> **SUPPLIED RECORDS**

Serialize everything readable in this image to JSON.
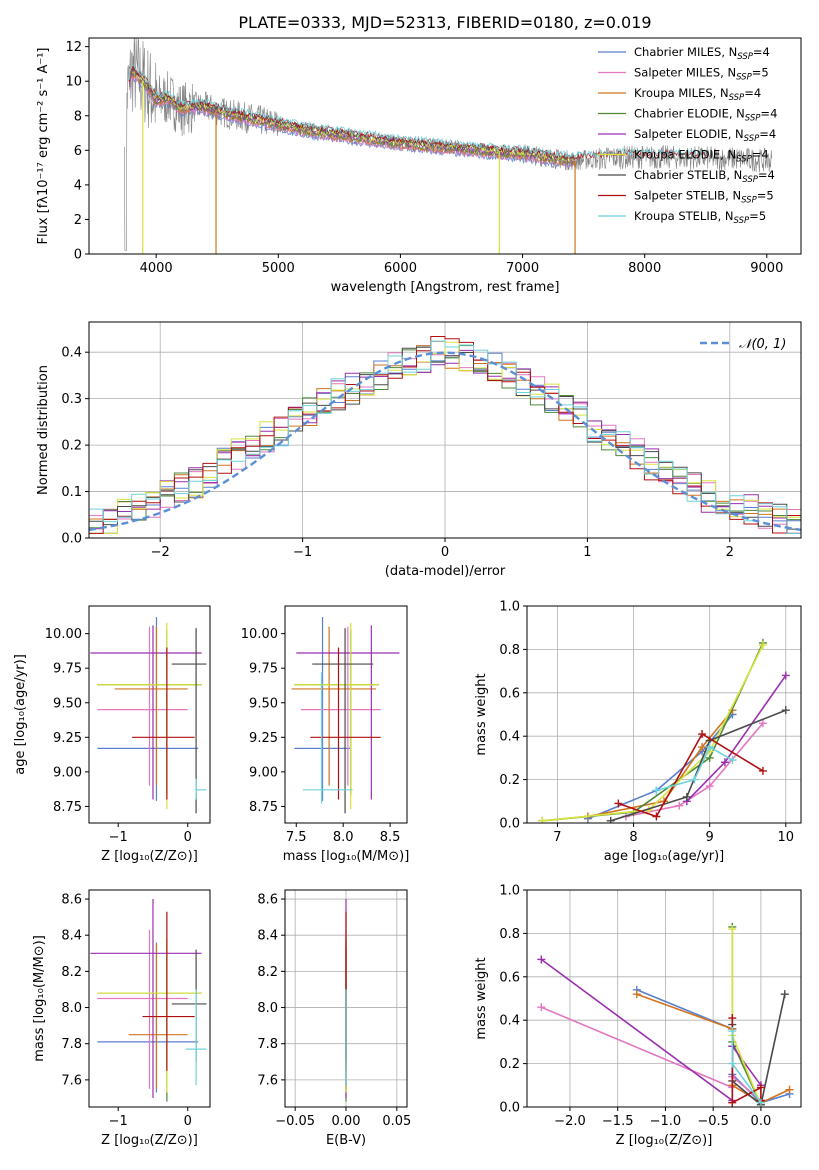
{
  "title": "PLATE=0333, MJD=52313, FIBERID=0180, z=0.019",
  "colors": {
    "Chabrier MILES": "#5b7fcf",
    "Salpeter MILES": "#e377c2",
    "Kroupa MILES": "#d0741e",
    "Chabrier ELODIE": "#4c8a3a",
    "Salpeter ELODIE": "#9a2fb0",
    "Kroupa ELODIE": "#d8e23a",
    "Chabrier STELIB": "#4a4a4a",
    "Salpeter STELIB": "#b01010",
    "Kroupa STELIB": "#6ed2dc",
    "data": "#808080",
    "gauss": "#5b8fd6"
  },
  "chart_data": [
    {
      "id": "spectrum",
      "type": "line",
      "title": "PLATE=0333, MJD=52313, FIBERID=0180, z=0.019",
      "xlabel": "wavelength [Angstrom, rest frame]",
      "ylabel": "Flux [fλ10⁻¹⁷ erg cm⁻² s⁻¹ A⁻¹]",
      "xlim": [
        3450,
        9280
      ],
      "ylim": [
        0,
        12.5
      ],
      "xticks": [
        4000,
        5000,
        6000,
        7000,
        8000,
        9000
      ],
      "yticks": [
        0,
        2,
        4,
        6,
        8,
        10,
        12
      ],
      "legend_position": "top-right",
      "continuum": {
        "x": [
          3750,
          3800,
          3900,
          4000,
          4100,
          4200,
          4300,
          4400,
          4500,
          4600,
          4800,
          5000,
          5200,
          5500,
          6000,
          6500,
          6800,
          7000,
          7200,
          7400,
          7600,
          7800,
          8000,
          8200,
          8500,
          8800,
          9000
        ],
        "y": [
          8.8,
          10.6,
          10.0,
          8.9,
          9.0,
          8.4,
          8.5,
          8.5,
          8.3,
          8.1,
          7.8,
          7.5,
          7.2,
          6.9,
          6.4,
          6.1,
          5.9,
          5.8,
          5.6,
          5.4,
          5.5,
          5.6,
          5.6,
          5.6,
          5.55,
          5.5,
          5.4
        ]
      },
      "series": [
        {
          "name": "Chabrier MILES",
          "nssp": "4"
        },
        {
          "name": "Salpeter MILES",
          "nssp": "5"
        },
        {
          "name": "Kroupa MILES",
          "nssp": "4"
        },
        {
          "name": "Chabrier ELODIE",
          "nssp": "4"
        },
        {
          "name": "Salpeter ELODIE",
          "nssp": "4"
        },
        {
          "name": "Kroupa ELODIE",
          "nssp": "4"
        },
        {
          "name": "Chabrier STELIB",
          "nssp": "4"
        },
        {
          "name": "Salpeter STELIB",
          "nssp": "5"
        },
        {
          "name": "Kroupa STELIB",
          "nssp": "5"
        }
      ]
    },
    {
      "id": "residuals",
      "type": "line",
      "xlabel": "(data-model)/error",
      "ylabel": "Normed distribution",
      "xlim": [
        -2.5,
        2.5
      ],
      "ylim": [
        0,
        0.465
      ],
      "xticks": [
        -2,
        -1,
        0,
        1,
        2
      ],
      "yticks": [
        0.0,
        0.1,
        0.2,
        0.3,
        0.4
      ],
      "grid": true,
      "legend": "𝒩(0, 1)",
      "legend_position": "top-right",
      "bin_width": 0.1,
      "base_histogram": [
        0.03,
        0.04,
        0.05,
        0.06,
        0.07,
        0.09,
        0.11,
        0.12,
        0.14,
        0.16,
        0.18,
        0.2,
        0.22,
        0.23,
        0.25,
        0.27,
        0.29,
        0.31,
        0.32,
        0.34,
        0.35,
        0.37,
        0.38,
        0.39,
        0.4,
        0.4,
        0.39,
        0.38,
        0.37,
        0.35,
        0.34,
        0.32,
        0.3,
        0.28,
        0.26,
        0.24,
        0.22,
        0.2,
        0.18,
        0.16,
        0.14,
        0.12,
        0.11,
        0.09,
        0.08,
        0.07,
        0.06,
        0.05,
        0.04,
        0.035
      ]
    },
    {
      "id": "age-vs-z",
      "type": "scatter",
      "xlabel": "Z [log₁₀(Z/Z⊙)]",
      "ylabel": "age  [log₁₀(age/yr)]",
      "xlim": [
        -1.42,
        0.32
      ],
      "ylim": [
        8.63,
        10.2
      ],
      "xticks": [
        -1,
        0
      ],
      "yticks": [
        8.75,
        9.0,
        9.25,
        9.5,
        9.75,
        10.0
      ],
      "points": [
        {
          "series": "Chabrier MILES",
          "x": -0.45,
          "xerr": [
            0.85,
            0.6
          ],
          "y": 9.17,
          "yerr": [
            0.38,
            0.95
          ]
        },
        {
          "series": "Salpeter MILES",
          "x": -0.55,
          "xerr": [
            0.75,
            0.55
          ],
          "y": 9.45,
          "yerr": [
            0.55,
            0.6
          ]
        },
        {
          "series": "Kroupa MILES",
          "x": -0.45,
          "xerr": [
            0.6,
            0.45
          ],
          "y": 9.6,
          "yerr": [
            0.7,
            0.45
          ]
        },
        {
          "series": "Chabrier ELODIE",
          "x": -0.3,
          "xerr": [
            1.0,
            0.5
          ],
          "y": 9.63,
          "yerr": [
            0.8,
            0.4
          ]
        },
        {
          "series": "Salpeter ELODIE",
          "x": -0.5,
          "xerr": [
            0.9,
            0.7
          ],
          "y": 9.86,
          "yerr": [
            1.06,
            0.2
          ]
        },
        {
          "series": "Kroupa ELODIE",
          "x": -0.3,
          "xerr": [
            1.0,
            0.5
          ],
          "y": 9.63,
          "yerr": [
            0.9,
            0.45
          ]
        },
        {
          "series": "Chabrier STELIB",
          "x": 0.12,
          "xerr": [
            0.35,
            0.15
          ],
          "y": 9.78,
          "yerr": [
            1.08,
            0.26
          ]
        },
        {
          "series": "Salpeter STELIB",
          "x": -0.3,
          "xerr": [
            0.5,
            0.4
          ],
          "y": 9.25,
          "yerr": [
            0.45,
            0.65
          ]
        },
        {
          "series": "Kroupa STELIB",
          "x": 0.12,
          "xerr": [
            0.0,
            0.15
          ],
          "y": 8.87,
          "yerr": [
            0.07,
            0.08
          ]
        }
      ]
    },
    {
      "id": "age-vs-mass",
      "type": "scatter",
      "xlabel": "mass [log₁₀(M/M⊙)]",
      "xlim": [
        7.38,
        8.68
      ],
      "ylim": [
        8.63,
        10.2
      ],
      "xticks": [
        7.5,
        8.0,
        8.5
      ],
      "yticks": [
        8.75,
        9.0,
        9.25,
        9.5,
        9.75,
        10.0
      ],
      "points": [
        {
          "series": "Chabrier MILES",
          "x": 7.78,
          "xerr": [
            0.3,
            0.3
          ],
          "y": 9.17,
          "yerr": [
            0.38,
            0.95
          ]
        },
        {
          "series": "Salpeter MILES",
          "x": 8.05,
          "xerr": [
            0.5,
            0.35
          ],
          "y": 9.45,
          "yerr": [
            0.55,
            0.6
          ]
        },
        {
          "series": "Kroupa MILES",
          "x": 7.85,
          "xerr": [
            0.4,
            0.5
          ],
          "y": 9.6,
          "yerr": [
            0.7,
            0.45
          ]
        },
        {
          "series": "Chabrier ELODIE",
          "x": 8.08,
          "xerr": [
            0.6,
            0.3
          ],
          "y": 9.63,
          "yerr": [
            0.8,
            0.4
          ]
        },
        {
          "series": "Salpeter ELODIE",
          "x": 8.3,
          "xerr": [
            0.8,
            0.3
          ],
          "y": 9.86,
          "yerr": [
            1.06,
            0.2
          ]
        },
        {
          "series": "Kroupa ELODIE",
          "x": 8.08,
          "xerr": [
            0.6,
            0.3
          ],
          "y": 9.63,
          "yerr": [
            0.9,
            0.45
          ]
        },
        {
          "series": "Chabrier STELIB",
          "x": 8.02,
          "xerr": [
            0.35,
            0.3
          ],
          "y": 9.78,
          "yerr": [
            1.08,
            0.26
          ]
        },
        {
          "series": "Salpeter STELIB",
          "x": 7.95,
          "xerr": [
            0.3,
            0.45
          ],
          "y": 9.25,
          "yerr": [
            0.45,
            0.65
          ]
        },
        {
          "series": "Kroupa STELIB",
          "x": 7.77,
          "xerr": [
            0.2,
            0.33
          ],
          "y": 8.87,
          "yerr": [
            0.1,
            0.85
          ]
        }
      ]
    },
    {
      "id": "weight-vs-age",
      "type": "line",
      "xlabel": "age  [log₁₀(age/yr)]",
      "ylabel": "mass weight",
      "xlim": [
        6.6,
        10.2
      ],
      "ylim": [
        0,
        1.0
      ],
      "xticks": [
        7,
        8,
        9,
        10
      ],
      "yticks": [
        0.0,
        0.2,
        0.4,
        0.6,
        0.8,
        1.0
      ],
      "grid": true,
      "series": [
        {
          "name": "Chabrier MILES",
          "x": [
            7.4,
            8.3,
            8.9,
            9.3
          ],
          "y": [
            0.02,
            0.15,
            0.33,
            0.5
          ]
        },
        {
          "name": "Salpeter MILES",
          "x": [
            7.9,
            8.6,
            9.0,
            9.7
          ],
          "y": [
            0.03,
            0.08,
            0.17,
            0.46
          ]
        },
        {
          "name": "Kroupa MILES",
          "x": [
            7.4,
            8.4,
            8.9,
            9.3
          ],
          "y": [
            0.03,
            0.1,
            0.35,
            0.52
          ]
        },
        {
          "name": "Chabrier ELODIE",
          "x": [
            6.8,
            8.0,
            9.0,
            9.7
          ],
          "y": [
            0.01,
            0.05,
            0.3,
            0.83
          ]
        },
        {
          "name": "Salpeter ELODIE",
          "x": [
            8.7,
            9.2,
            10.0
          ],
          "y": [
            0.1,
            0.28,
            0.68
          ]
        },
        {
          "name": "Kroupa ELODIE",
          "x": [
            6.8,
            8.2,
            9.0,
            9.7
          ],
          "y": [
            0.01,
            0.06,
            0.33,
            0.82
          ]
        },
        {
          "name": "Chabrier STELIB",
          "x": [
            7.7,
            8.7,
            9.0,
            10.0
          ],
          "y": [
            0.01,
            0.12,
            0.38,
            0.52
          ]
        },
        {
          "name": "Salpeter STELIB",
          "x": [
            7.8,
            8.3,
            8.9,
            9.7
          ],
          "y": [
            0.09,
            0.03,
            0.41,
            0.24
          ]
        },
        {
          "name": "Kroupa STELIB",
          "x": [
            8.3,
            8.8,
            9.0,
            9.3
          ],
          "y": [
            0.15,
            0.2,
            0.35,
            0.29
          ]
        }
      ]
    },
    {
      "id": "mass-vs-z",
      "type": "scatter",
      "xlabel": "Z [log₁₀(Z/Z⊙)]",
      "ylabel": "mass [log₁₀(M/M⊙)]",
      "xlim": [
        -1.42,
        0.32
      ],
      "ylim": [
        7.45,
        8.65
      ],
      "xticks": [
        -1,
        0
      ],
      "yticks": [
        7.6,
        7.8,
        8.0,
        8.2,
        8.4,
        8.6
      ],
      "points": [
        {
          "series": "Chabrier MILES",
          "x": -0.45,
          "xerr": [
            0.85,
            0.6
          ],
          "y": 7.81,
          "yerr": [
            0.28,
            0.55
          ]
        },
        {
          "series": "Salpeter MILES",
          "x": -0.55,
          "xerr": [
            0.75,
            0.55
          ],
          "y": 8.05,
          "yerr": [
            0.5,
            0.38
          ]
        },
        {
          "series": "Kroupa MILES",
          "x": -0.45,
          "xerr": [
            0.4,
            0.45
          ],
          "y": 7.85,
          "yerr": [
            0.3,
            0.5
          ]
        },
        {
          "series": "Chabrier ELODIE",
          "x": -0.3,
          "xerr": [
            1.0,
            0.5
          ],
          "y": 8.08,
          "yerr": [
            0.6,
            0.3
          ]
        },
        {
          "series": "Salpeter ELODIE",
          "x": -0.5,
          "xerr": [
            0.9,
            0.7
          ],
          "y": 8.3,
          "yerr": [
            0.8,
            0.3
          ]
        },
        {
          "series": "Kroupa ELODIE",
          "x": -0.3,
          "xerr": [
            1.0,
            0.5
          ],
          "y": 8.08,
          "yerr": [
            0.55,
            0.3
          ]
        },
        {
          "series": "Chabrier STELIB",
          "x": 0.12,
          "xerr": [
            0.35,
            0.15
          ],
          "y": 8.02,
          "yerr": [
            0.32,
            0.3
          ]
        },
        {
          "series": "Salpeter STELIB",
          "x": -0.3,
          "xerr": [
            0.35,
            0.4
          ],
          "y": 7.95,
          "yerr": [
            0.3,
            0.58
          ]
        },
        {
          "series": "Kroupa STELIB",
          "x": 0.12,
          "xerr": [
            0.15,
            0.15
          ],
          "y": 7.77,
          "yerr": [
            0.2,
            0.33
          ]
        }
      ]
    },
    {
      "id": "mass-vs-ebv",
      "type": "scatter",
      "xlabel": "E(B-V)",
      "xlim": [
        -0.06,
        0.06
      ],
      "ylim": [
        7.45,
        8.65
      ],
      "xticks": [
        -0.05,
        0.0,
        0.05
      ],
      "yticks": [
        7.6,
        7.8,
        8.0,
        8.2,
        8.4,
        8.6
      ],
      "grid": true,
      "points": [
        {
          "series": "Chabrier MILES",
          "x": 0.0,
          "y": 7.81,
          "yerr": [
            0.28,
            0.55
          ]
        },
        {
          "series": "Salpeter MILES",
          "x": 0.0,
          "y": 8.05,
          "yerr": [
            0.5,
            0.38
          ]
        },
        {
          "series": "Kroupa MILES",
          "x": 0.0,
          "y": 7.85,
          "yerr": [
            0.3,
            0.5
          ]
        },
        {
          "series": "Chabrier ELODIE",
          "x": 0.0,
          "y": 8.08,
          "yerr": [
            0.6,
            0.3
          ]
        },
        {
          "series": "Salpeter ELODIE",
          "x": 0.0,
          "y": 8.3,
          "yerr": [
            0.8,
            0.3
          ]
        },
        {
          "series": "Kroupa ELODIE",
          "x": 0.0,
          "y": 8.08,
          "yerr": [
            0.55,
            0.3
          ]
        },
        {
          "series": "Chabrier STELIB",
          "x": 0.0,
          "y": 8.02,
          "yerr": [
            0.32,
            0.3
          ]
        },
        {
          "series": "Salpeter STELIB",
          "x": 0.0,
          "y": 7.95,
          "yerr": [
            0.3,
            0.58
          ]
        },
        {
          "series": "Kroupa STELIB",
          "x": 0.0,
          "y": 7.77,
          "yerr": [
            0.2,
            0.33
          ]
        }
      ]
    },
    {
      "id": "weight-vs-z",
      "type": "line",
      "xlabel": "Z [log₁₀(Z/Z⊙)]",
      "ylabel": "mass weight",
      "xlim": [
        -2.45,
        0.42
      ],
      "ylim": [
        0,
        1.0
      ],
      "xticks": [
        -2.0,
        -1.5,
        -1.0,
        -0.5,
        0.0
      ],
      "yticks": [
        0.0,
        0.2,
        0.4,
        0.6,
        0.8,
        1.0
      ],
      "grid": true,
      "series": [
        {
          "name": "Chabrier MILES",
          "x": [
            -1.3,
            -0.3,
            -0.3,
            0.0,
            0.3
          ],
          "y": [
            0.54,
            0.36,
            0.15,
            0.02,
            0.06
          ]
        },
        {
          "name": "Salpeter MILES",
          "x": [
            -2.3,
            -0.3,
            -0.3,
            0.0
          ],
          "y": [
            0.46,
            0.09,
            0.14,
            0.03
          ]
        },
        {
          "name": "Kroupa MILES",
          "x": [
            -1.3,
            -0.3,
            -0.3,
            0.0,
            0.3
          ],
          "y": [
            0.52,
            0.36,
            0.1,
            0.02,
            0.08
          ]
        },
        {
          "name": "Chabrier ELODIE",
          "x": [
            -0.3,
            -0.3,
            0.0
          ],
          "y": [
            0.83,
            0.3,
            0.01
          ]
        },
        {
          "name": "Salpeter ELODIE",
          "x": [
            -2.3,
            -0.3,
            -0.3,
            0.0
          ],
          "y": [
            0.68,
            0.03,
            0.28,
            0.1
          ]
        },
        {
          "name": "Kroupa ELODIE",
          "x": [
            -0.3,
            -0.3,
            0.0
          ],
          "y": [
            0.82,
            0.33,
            0.01
          ]
        },
        {
          "name": "Chabrier STELIB",
          "x": [
            -0.3,
            -0.3,
            0.0,
            0.25
          ],
          "y": [
            0.38,
            0.12,
            0.01,
            0.52
          ]
        },
        {
          "name": "Salpeter STELIB",
          "x": [
            -0.3,
            -0.3,
            0.0,
            0.0
          ],
          "y": [
            0.41,
            0.02,
            0.09,
            0.03
          ]
        },
        {
          "name": "Kroupa STELIB",
          "x": [
            -0.3,
            -0.3,
            0.0
          ],
          "y": [
            0.35,
            0.2,
            0.02
          ]
        }
      ]
    }
  ]
}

> **EXERCISE AIM**
Report each line of the material above where the word "ylabel" appears.

> **WRITTEN ANSWER**
      "ylabel": "Flux [fλ10⁻¹⁷ erg cm⁻² s⁻¹ A⁻¹]",
      "ylabel": "Normed distribution",
      "ylabel": "age  [log₁₀(age/yr)]",
      "ylabel": "mass weight",
      "ylabel": "mass [log₁₀(M/M⊙)]",
      "ylabel": "mass weight",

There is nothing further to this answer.